Iran opens up... does that affect AMIA case?
Argentina would benefit if US included the bombing issue in its negotiations with Iran
The new Iranian President Hassan Rouhani has taken significant steps in order to regain Western confidence. He has offered fresh dialogue on his country’s nuclear programme during the last United Nations General Assembly and given assurances of its peaceful purposes. He also held a telephone conversation with Barack Obama, president of the arch-rival United States, and sent his Foreign Minister, Mohammed Javar Zarif, to meet the US Secretary of State, John Kerry, something without precedent since 1979.
Another gesture, more important for Argentine interests, was the one-hour-conversation between Zarif and Foreign Minister Héctor Timerman on the AMIA dispute over the 1994 terrorist bomb destruction of the Jewish community centre. Zarif cleared up any doubts about the bilateral memorandum and said that it was approved by the National Defence Council and, ultimately, by the Supreme Leader Ali Khamenei. All set then for progress in the trial against the Iranians accused of the worst terrorist attack in Argentine history? Not so fast.
In theory, the next step would be a new meeting between both ministers next month in Geneva, where they would exchange the reversal letters to formally put into action the agreement signed last January. If everything goes in the best possible way, they would set up the conformation of the Truth Commission (that unfortunately named non-binding body of jurists designed to read the Argentine accusation and “advise” both countries how to proceed) and naming a date for the testimony of the indicted in Tehran.
But, in practice, many big obstacles remain. First, something curiously ignored by the Argentine government when it complained to Iran is the pending judicial decision about the constitutional status of the Memorandum, which has beenquestioned by local Jewish organizations. Second, the arrest warrant in force in Iran against the Argentine prosecutor Alberto Nisman, who is meant to travel along with Judge Rodolfo Canicoba Corral to take the testimony, the essential condition for later holding a trial. Third, the political situation in the Islamic Republic, where the more radical elements of the regime have started a strong campaign against Rouhani’s new ties with the United States (and his possible nuclear concessions). It is interesting to underline that the above offensive is headed by the Revolutionary Guard (Pasdaran), the élite militia led at the time of the AMIA attack by one of the indicted, Mohsen Rezai, one of five officials with an Interpol “red alert” pending who will be questioned by Nisman and Canicoba Corral. A key reason to expect more foot-dragging in the implementation of the memorandum in Tehran?
More than ever, the AMIA case, on whose clarification depends the peace of mind of the loved ones of the 85 victims, is intertwined with the negotiations with Iran over the latter’s nuclear plan on the part of the 5+1 Group (the five permanent members of the Security Council plus Germany). This was the case already last year when the Argentine decision to dialogue with the Islamic Republic prompted the mistrust of much of the international community. For Israel and the United States, especially, that step did not contribute to the “main issue” regarding Iran: its nuclear ambitions.

Information supplied:
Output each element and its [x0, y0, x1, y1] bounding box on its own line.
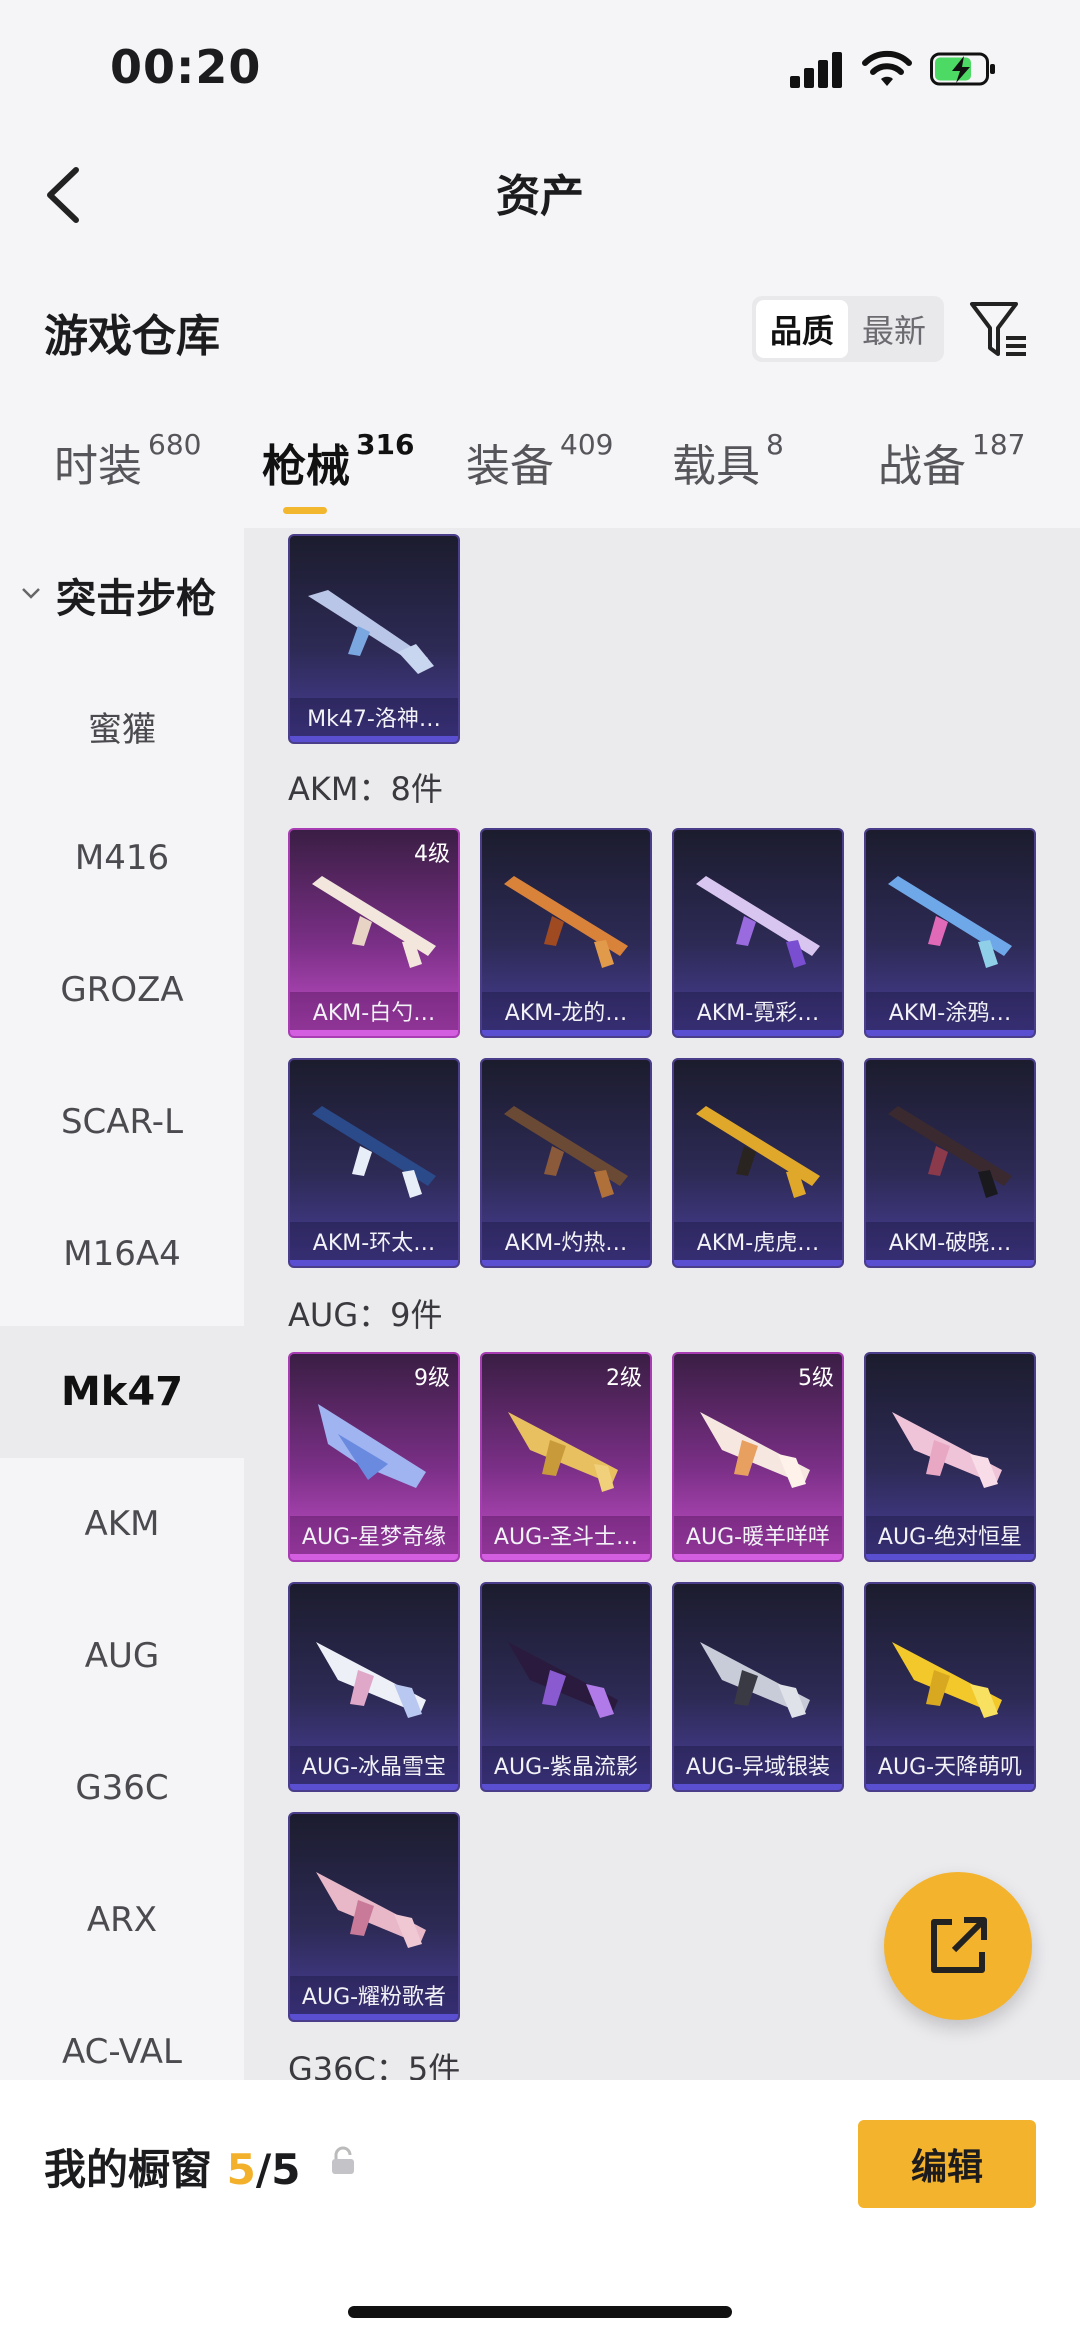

Task directions:
Using the article on Iran and the AMIA case, answer these:
(a) Which US official did Zarif go to meet?
(b) How many victims of the AMIA attack does the article count?
(c) Who led the Revolutionary Guard at the time of the AMIA attack?

Correct output:
(a) John Kerry, the US Secretary of State.
(b) 85.
(c) Mohsen Rezai.